Dataset records:
☆ ☆ ☆

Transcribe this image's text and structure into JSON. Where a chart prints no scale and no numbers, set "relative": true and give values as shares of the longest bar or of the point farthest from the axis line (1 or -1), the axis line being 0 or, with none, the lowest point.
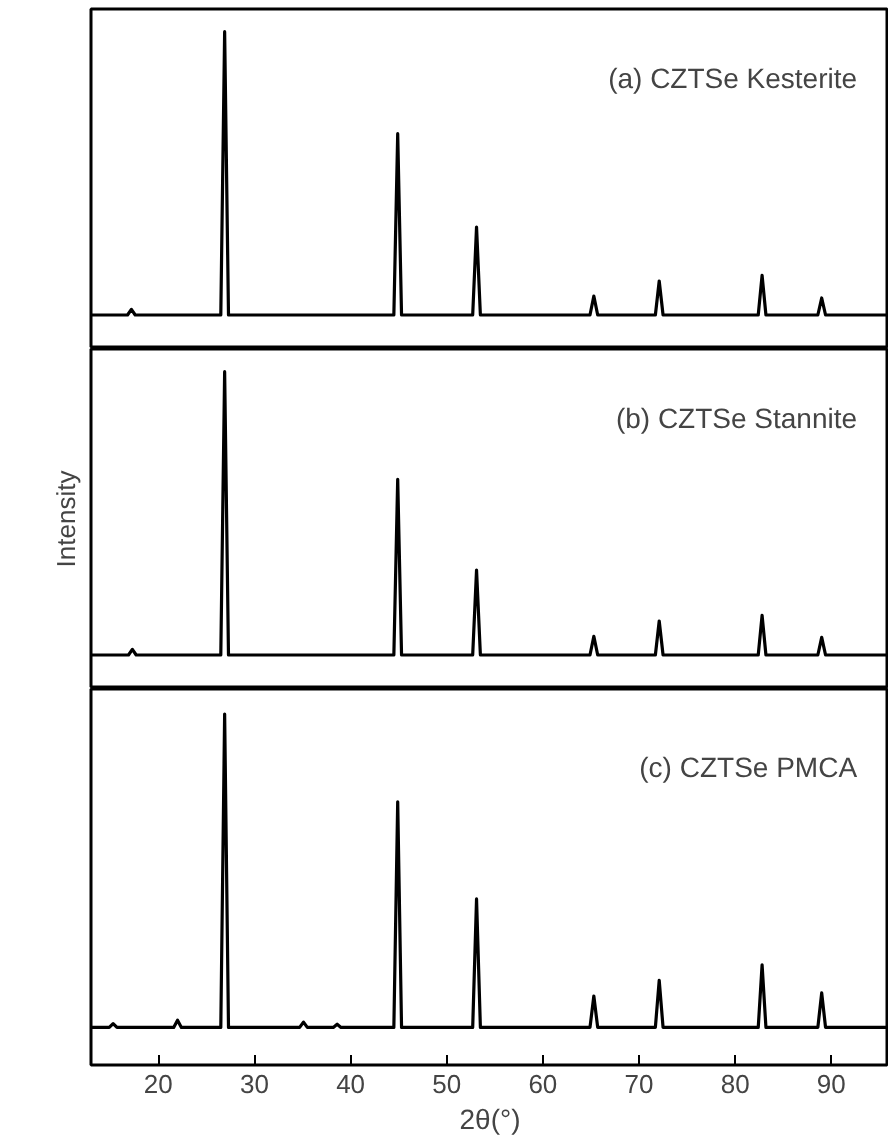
{
  "chart_data": [
    {
      "type": "line",
      "relative": true,
      "xlim": [
        13,
        96
      ],
      "tick_labels": false,
      "annotations": [
        "(a) CZTSe Kesterite"
      ],
      "series": [
        {
          "color": "#000000",
          "x": [
            13,
            16.8,
            17.2,
            17.6,
            26.5,
            26.9,
            27.3,
            44.5,
            44.9,
            45.3,
            52.7,
            53.1,
            53.5,
            64.9,
            65.3,
            65.7,
            71.7,
            72.1,
            72.5,
            82.4,
            82.8,
            83.2,
            88.6,
            89.0,
            89.4,
            96
          ],
          "values": [
            0,
            0,
            0.02,
            0,
            0,
            1,
            0,
            0,
            0.64,
            0,
            0,
            0.31,
            0,
            0,
            0.067,
            0,
            0,
            0.12,
            0,
            0,
            0.14,
            0,
            0,
            0.06,
            0,
            0
          ]
        }
      ]
    },
    {
      "type": "line",
      "relative": true,
      "xlim": [
        13,
        96
      ],
      "tick_labels": false,
      "ylabel": "Intensity",
      "annotations": [
        "(b) CZTSe Stannite"
      ],
      "series": [
        {
          "color": "#000000",
          "x": [
            13,
            16.9,
            17.3,
            17.7,
            26.5,
            26.9,
            27.3,
            44.5,
            44.9,
            45.3,
            52.7,
            53.1,
            53.5,
            64.9,
            65.3,
            65.7,
            71.7,
            72.1,
            72.5,
            82.4,
            82.8,
            83.2,
            88.6,
            89.0,
            89.4,
            96
          ],
          "values": [
            0,
            0,
            0.02,
            0,
            0,
            1,
            0,
            0,
            0.62,
            0,
            0,
            0.3,
            0,
            0,
            0.066,
            0,
            0,
            0.12,
            0,
            0,
            0.14,
            0,
            0,
            0.062,
            0,
            0
          ]
        }
      ]
    },
    {
      "type": "line",
      "relative": true,
      "xlim": [
        13,
        96
      ],
      "xticks": [
        20,
        30,
        40,
        50,
        60,
        70,
        80,
        90
      ],
      "tick_labels": "x",
      "xlabel": "2θ(°)",
      "annotations": [
        "(c) CZTSe PMCA"
      ],
      "series": [
        {
          "color": "#000000",
          "x": [
            13,
            14.9,
            15.3,
            15.7,
            21.6,
            22.0,
            22.4,
            26.5,
            26.9,
            27.3,
            34.7,
            35.1,
            35.5,
            38.2,
            38.6,
            39.0,
            44.5,
            44.9,
            45.3,
            52.7,
            53.1,
            53.5,
            64.9,
            65.3,
            65.7,
            71.7,
            72.1,
            72.5,
            82.4,
            82.8,
            83.2,
            88.6,
            89.0,
            89.4,
            96
          ],
          "values": [
            0,
            0,
            0.012,
            0,
            0,
            0.023,
            0,
            0,
            1,
            0,
            0,
            0.017,
            0,
            0,
            0.01,
            0,
            0,
            0.72,
            0,
            0,
            0.41,
            0,
            0,
            0.1,
            0,
            0,
            0.15,
            0,
            0,
            0.2,
            0,
            0,
            0.11,
            0,
            0
          ]
        }
      ]
    }
  ]
}
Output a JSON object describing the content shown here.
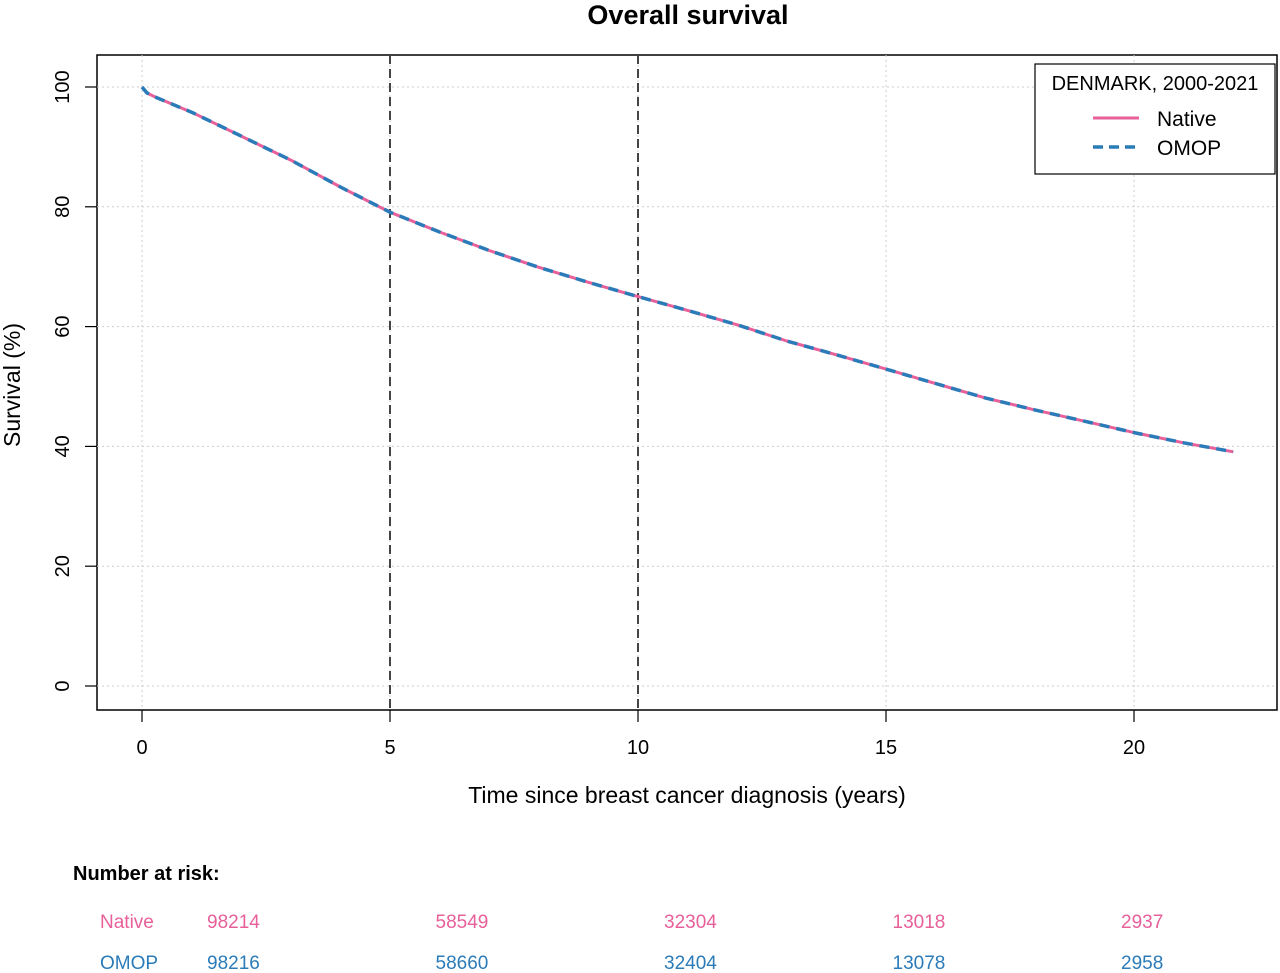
{
  "chart_data": {
    "type": "line",
    "title": "Overall survival",
    "xlabel": "Time since breast cancer diagnosis (years)",
    "ylabel": "Survival (%)",
    "xlim": [
      0,
      22
    ],
    "ylim": [
      0,
      100
    ],
    "x_ticks": [
      0,
      5,
      10,
      15,
      20
    ],
    "y_ticks": [
      0,
      20,
      40,
      60,
      80,
      100
    ],
    "grid": true,
    "vlines": [
      5,
      10
    ],
    "legend": {
      "title": "DENMARK, 2000-2021",
      "position": "top-right"
    },
    "series": [
      {
        "name": "Native",
        "color": "#e7609a",
        "style": "solid",
        "x": [
          0,
          0.1,
          0.3,
          1,
          2,
          3,
          4,
          5,
          6,
          7,
          8,
          9,
          10,
          11,
          12,
          13,
          14,
          15,
          16,
          17,
          18,
          19,
          20,
          21,
          22
        ],
        "y": [
          100,
          99,
          98.2,
          95.8,
          91.8,
          87.8,
          83.3,
          79.1,
          75.8,
          72.7,
          69.9,
          67.4,
          65.0,
          62.7,
          60.3,
          57.6,
          55.3,
          52.9,
          50.5,
          48.1,
          46.1,
          44.2,
          42.3,
          40.6,
          39.1
        ]
      },
      {
        "name": "OMOP",
        "color": "#2b7bb9",
        "style": "dashed",
        "x": [
          0,
          0.1,
          0.3,
          1,
          2,
          3,
          4,
          5,
          6,
          7,
          8,
          9,
          10,
          11,
          12,
          13,
          14,
          15,
          16,
          17,
          18,
          19,
          20,
          21,
          22
        ],
        "y": [
          100,
          99,
          98.2,
          95.8,
          91.8,
          87.8,
          83.3,
          79.1,
          75.8,
          72.7,
          69.9,
          67.4,
          65.0,
          62.7,
          60.3,
          57.6,
          55.3,
          52.9,
          50.5,
          48.1,
          46.1,
          44.2,
          42.3,
          40.6,
          39.1
        ]
      }
    ]
  },
  "risk_table": {
    "heading": "Number at risk:",
    "times": [
      0,
      5,
      10,
      15,
      20
    ],
    "rows": [
      {
        "name": "Native",
        "color": "#e7609a",
        "values": [
          "98214",
          "58549",
          "32304",
          "13018",
          "2937"
        ]
      },
      {
        "name": "OMOP",
        "color": "#2b7bb9",
        "values": [
          "98216",
          "58660",
          "32404",
          "13078",
          "2958"
        ]
      }
    ]
  }
}
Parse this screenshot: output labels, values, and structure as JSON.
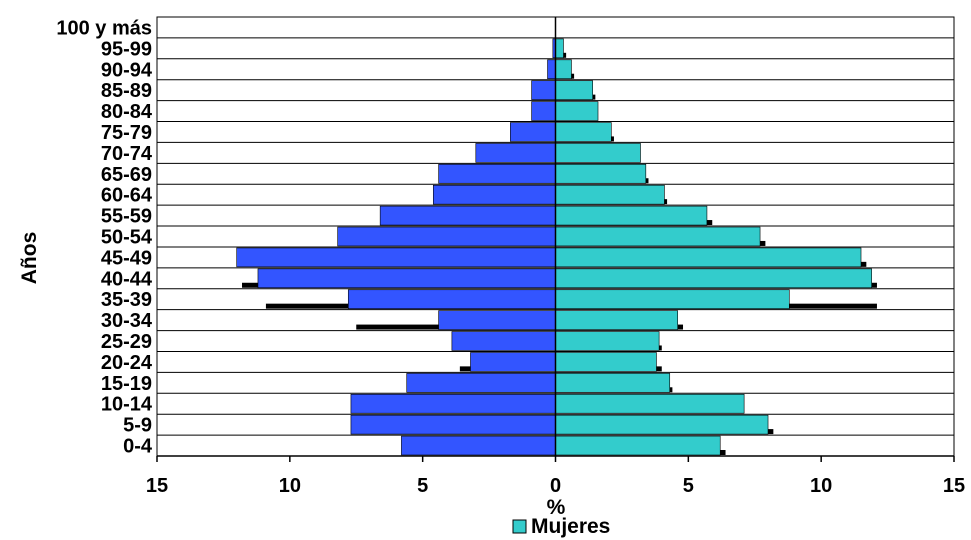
{
  "chart_data": {
    "type": "bar",
    "orientation": "horizontal",
    "xlabel": "%",
    "ylabel": "Años",
    "xlim": [
      -15,
      15
    ],
    "x_ticks": [
      -15,
      -10,
      -5,
      0,
      5,
      10,
      15
    ],
    "x_tick_labels": [
      "15",
      "10",
      "5",
      "0",
      "5",
      "10",
      "15"
    ],
    "grid": "horizontal",
    "legend_position": "bottom",
    "categories": [
      "0-4",
      "5-9",
      "10-14",
      "15-19",
      "20-24",
      "25-29",
      "30-34",
      "35-39",
      "40-44",
      "45-49",
      "50-54",
      "55-59",
      "60-64",
      "65-69",
      "70-74",
      "75-79",
      "80-84",
      "85-89",
      "90-94",
      "95-99",
      "100 y más"
    ],
    "series": [
      {
        "key": "left",
        "color": "#3355ff",
        "values": [
          5.8,
          7.7,
          7.7,
          5.6,
          3.2,
          3.9,
          4.4,
          7.8,
          11.2,
          12.0,
          8.2,
          6.6,
          4.6,
          4.4,
          3.0,
          1.7,
          0.9,
          0.9,
          0.3,
          0.1,
          0.0
        ]
      },
      {
        "name": "Mujeres",
        "key": "right",
        "color": "#33cccc",
        "values": [
          6.2,
          8.0,
          7.1,
          4.3,
          3.8,
          3.9,
          4.6,
          8.8,
          11.9,
          11.5,
          7.7,
          5.7,
          4.1,
          3.4,
          3.2,
          2.1,
          1.6,
          1.4,
          0.6,
          0.3,
          0.0
        ]
      }
    ],
    "overlay": {
      "color": "#000000",
      "left_values": [
        0.3,
        0,
        0,
        0,
        3.6,
        0,
        7.5,
        10.9,
        11.8,
        0,
        0,
        0,
        0,
        0,
        0,
        0,
        0,
        0,
        0,
        0,
        0
      ],
      "right_values": [
        6.4,
        8.2,
        0,
        4.4,
        4.0,
        4.0,
        4.8,
        12.1,
        12.1,
        11.7,
        7.9,
        5.9,
        4.2,
        3.5,
        0,
        2.2,
        0,
        1.5,
        0.7,
        0.4,
        0.0
      ]
    },
    "legend": [
      "Mujeres"
    ]
  }
}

☆ ☆ ☆

* Task directions
Show every line from the listing above in which the string "JSON" appears.

* Expected answer
Transcribe this image's text and structure into JSON. Where a chart prints no scale and no numbers, set "relative": true and give values as shares of the longest bar or of the point farthest from the axis line (1 or -1), the axis line being 0 or, with none, the lowest point.
Output a JSON object describing the content shown here.
Parse this screenshot: output labels, values, and structure as JSON.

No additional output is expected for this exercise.